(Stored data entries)
——————————

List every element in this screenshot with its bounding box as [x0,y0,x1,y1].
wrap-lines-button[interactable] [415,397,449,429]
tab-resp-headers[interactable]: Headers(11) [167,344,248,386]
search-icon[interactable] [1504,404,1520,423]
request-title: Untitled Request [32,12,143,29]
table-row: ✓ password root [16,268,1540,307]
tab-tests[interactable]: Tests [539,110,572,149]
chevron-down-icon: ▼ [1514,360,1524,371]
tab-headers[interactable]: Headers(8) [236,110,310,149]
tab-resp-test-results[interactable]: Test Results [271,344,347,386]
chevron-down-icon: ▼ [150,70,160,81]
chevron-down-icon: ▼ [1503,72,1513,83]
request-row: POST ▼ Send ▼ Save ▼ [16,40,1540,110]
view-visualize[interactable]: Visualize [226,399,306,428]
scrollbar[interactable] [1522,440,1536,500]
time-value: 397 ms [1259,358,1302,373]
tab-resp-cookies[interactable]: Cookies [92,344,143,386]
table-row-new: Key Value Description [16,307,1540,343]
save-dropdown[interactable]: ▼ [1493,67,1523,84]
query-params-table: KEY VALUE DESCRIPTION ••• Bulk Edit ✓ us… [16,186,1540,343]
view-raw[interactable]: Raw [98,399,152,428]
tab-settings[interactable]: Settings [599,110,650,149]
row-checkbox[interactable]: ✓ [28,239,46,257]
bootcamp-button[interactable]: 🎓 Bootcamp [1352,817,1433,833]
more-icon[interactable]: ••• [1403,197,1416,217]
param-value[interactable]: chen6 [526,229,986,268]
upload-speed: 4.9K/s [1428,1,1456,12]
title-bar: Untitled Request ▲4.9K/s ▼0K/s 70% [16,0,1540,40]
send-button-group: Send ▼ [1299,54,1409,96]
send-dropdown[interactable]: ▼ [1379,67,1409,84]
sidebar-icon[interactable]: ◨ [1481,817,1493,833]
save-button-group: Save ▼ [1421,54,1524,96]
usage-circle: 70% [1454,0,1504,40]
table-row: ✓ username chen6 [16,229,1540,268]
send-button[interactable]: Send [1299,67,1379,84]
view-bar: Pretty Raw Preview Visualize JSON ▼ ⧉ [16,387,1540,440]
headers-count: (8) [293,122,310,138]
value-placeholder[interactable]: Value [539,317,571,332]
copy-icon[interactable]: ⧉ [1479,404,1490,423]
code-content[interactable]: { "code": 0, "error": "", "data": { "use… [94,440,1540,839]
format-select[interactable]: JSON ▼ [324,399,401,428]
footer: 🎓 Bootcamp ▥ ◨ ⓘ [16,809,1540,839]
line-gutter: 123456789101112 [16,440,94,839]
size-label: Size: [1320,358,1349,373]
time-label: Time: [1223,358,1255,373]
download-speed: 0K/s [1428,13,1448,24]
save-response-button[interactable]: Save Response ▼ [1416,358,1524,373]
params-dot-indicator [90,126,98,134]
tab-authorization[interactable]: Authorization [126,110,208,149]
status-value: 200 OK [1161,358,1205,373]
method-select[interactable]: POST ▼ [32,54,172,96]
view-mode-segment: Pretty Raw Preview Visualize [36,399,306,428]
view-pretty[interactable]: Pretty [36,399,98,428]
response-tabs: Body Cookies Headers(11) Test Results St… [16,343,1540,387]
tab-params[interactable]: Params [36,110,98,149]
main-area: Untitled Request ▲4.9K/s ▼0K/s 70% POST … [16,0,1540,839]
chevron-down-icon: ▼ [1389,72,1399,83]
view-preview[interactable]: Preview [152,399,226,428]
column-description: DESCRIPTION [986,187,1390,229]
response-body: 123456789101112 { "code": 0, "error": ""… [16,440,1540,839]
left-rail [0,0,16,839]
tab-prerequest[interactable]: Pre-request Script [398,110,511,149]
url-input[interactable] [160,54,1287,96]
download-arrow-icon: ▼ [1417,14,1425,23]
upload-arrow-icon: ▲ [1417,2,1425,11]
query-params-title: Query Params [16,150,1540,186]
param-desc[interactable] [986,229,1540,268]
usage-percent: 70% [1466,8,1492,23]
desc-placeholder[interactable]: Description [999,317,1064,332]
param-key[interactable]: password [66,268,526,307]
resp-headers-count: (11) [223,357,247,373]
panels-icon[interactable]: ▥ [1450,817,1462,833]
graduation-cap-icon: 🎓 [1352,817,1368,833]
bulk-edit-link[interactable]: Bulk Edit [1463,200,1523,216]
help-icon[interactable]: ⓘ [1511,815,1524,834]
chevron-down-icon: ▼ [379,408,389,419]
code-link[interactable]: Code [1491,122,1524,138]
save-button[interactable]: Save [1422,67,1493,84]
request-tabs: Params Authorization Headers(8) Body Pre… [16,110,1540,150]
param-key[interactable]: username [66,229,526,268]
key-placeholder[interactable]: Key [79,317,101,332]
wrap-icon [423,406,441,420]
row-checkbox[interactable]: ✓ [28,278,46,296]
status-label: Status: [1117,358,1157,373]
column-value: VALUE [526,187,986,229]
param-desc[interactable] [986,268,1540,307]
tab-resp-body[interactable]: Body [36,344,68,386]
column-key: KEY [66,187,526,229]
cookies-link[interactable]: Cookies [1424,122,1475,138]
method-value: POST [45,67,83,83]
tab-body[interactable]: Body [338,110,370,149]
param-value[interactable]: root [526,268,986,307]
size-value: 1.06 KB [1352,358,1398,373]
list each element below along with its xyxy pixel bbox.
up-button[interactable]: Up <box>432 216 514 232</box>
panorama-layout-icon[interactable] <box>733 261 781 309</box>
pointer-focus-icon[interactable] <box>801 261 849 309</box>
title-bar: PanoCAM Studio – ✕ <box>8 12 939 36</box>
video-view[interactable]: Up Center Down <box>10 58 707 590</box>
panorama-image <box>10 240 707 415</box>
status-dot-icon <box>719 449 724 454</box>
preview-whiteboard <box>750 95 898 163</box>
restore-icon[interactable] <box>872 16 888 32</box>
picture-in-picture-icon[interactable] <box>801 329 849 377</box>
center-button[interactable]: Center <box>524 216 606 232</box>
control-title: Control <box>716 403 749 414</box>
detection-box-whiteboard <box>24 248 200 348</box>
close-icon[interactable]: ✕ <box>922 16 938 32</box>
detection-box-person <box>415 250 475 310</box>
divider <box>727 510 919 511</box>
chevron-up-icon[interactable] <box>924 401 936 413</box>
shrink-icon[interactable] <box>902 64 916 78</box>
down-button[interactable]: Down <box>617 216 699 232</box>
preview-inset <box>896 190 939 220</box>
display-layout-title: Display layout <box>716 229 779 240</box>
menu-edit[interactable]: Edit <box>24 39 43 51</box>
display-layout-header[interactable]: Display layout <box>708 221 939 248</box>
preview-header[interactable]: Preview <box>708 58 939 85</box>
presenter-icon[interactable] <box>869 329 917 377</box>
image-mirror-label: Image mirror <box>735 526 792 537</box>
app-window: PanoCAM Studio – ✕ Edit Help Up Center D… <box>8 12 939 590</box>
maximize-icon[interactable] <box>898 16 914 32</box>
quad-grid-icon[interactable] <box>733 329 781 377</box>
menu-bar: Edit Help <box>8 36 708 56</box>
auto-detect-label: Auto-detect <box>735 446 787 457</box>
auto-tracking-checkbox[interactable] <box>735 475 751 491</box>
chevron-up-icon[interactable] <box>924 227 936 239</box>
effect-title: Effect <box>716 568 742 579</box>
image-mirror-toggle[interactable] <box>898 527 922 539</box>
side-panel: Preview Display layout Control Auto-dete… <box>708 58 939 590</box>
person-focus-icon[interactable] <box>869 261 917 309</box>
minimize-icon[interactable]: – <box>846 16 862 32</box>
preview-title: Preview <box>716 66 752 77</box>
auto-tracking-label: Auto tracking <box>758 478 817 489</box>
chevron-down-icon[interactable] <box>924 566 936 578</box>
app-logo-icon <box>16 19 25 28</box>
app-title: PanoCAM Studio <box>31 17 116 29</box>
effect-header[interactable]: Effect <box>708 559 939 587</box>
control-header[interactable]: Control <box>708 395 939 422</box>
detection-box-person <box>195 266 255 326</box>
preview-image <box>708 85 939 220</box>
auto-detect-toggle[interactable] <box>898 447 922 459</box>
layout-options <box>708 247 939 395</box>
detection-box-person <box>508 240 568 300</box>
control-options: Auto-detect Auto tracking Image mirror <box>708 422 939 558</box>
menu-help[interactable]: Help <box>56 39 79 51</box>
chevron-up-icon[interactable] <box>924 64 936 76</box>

——————————

TASK TO CARRY OUT
Write out, word for word, everything from the start of the records down to the line containing "upload-speed: 4.9K/s [1428,1,1456,12]", including that line.

FULL OUTPUT
List every element in this screenshot with its bounding box as [x0,y0,x1,y1].
wrap-lines-button[interactable] [415,397,449,429]
tab-resp-headers[interactable]: Headers(11) [167,344,248,386]
search-icon[interactable] [1504,404,1520,423]
request-title: Untitled Request [32,12,143,29]
table-row: ✓ password root [16,268,1540,307]
tab-tests[interactable]: Tests [539,110,572,149]
chevron-down-icon: ▼ [1514,360,1524,371]
tab-headers[interactable]: Headers(8) [236,110,310,149]
tab-resp-test-results[interactable]: Test Results [271,344,347,386]
chevron-down-icon: ▼ [150,70,160,81]
chevron-down-icon: ▼ [1503,72,1513,83]
request-row: POST ▼ Send ▼ Save ▼ [16,40,1540,110]
view-visualize[interactable]: Visualize [226,399,306,428]
scrollbar[interactable] [1522,440,1536,500]
time-value: 397 ms [1259,358,1302,373]
tab-resp-cookies[interactable]: Cookies [92,344,143,386]
table-row-new: Key Value Description [16,307,1540,343]
save-dropdown[interactable]: ▼ [1493,67,1523,84]
query-params-table: KEY VALUE DESCRIPTION ••• Bulk Edit ✓ us… [16,186,1540,343]
view-raw[interactable]: Raw [98,399,152,428]
tab-settings[interactable]: Settings [599,110,650,149]
row-checkbox[interactable]: ✓ [28,239,46,257]
bootcamp-button[interactable]: 🎓 Bootcamp [1352,817,1433,833]
more-icon[interactable]: ••• [1403,197,1416,217]
param-value[interactable]: chen6 [526,229,986,268]
upload-speed: 4.9K/s [1428,1,1456,12]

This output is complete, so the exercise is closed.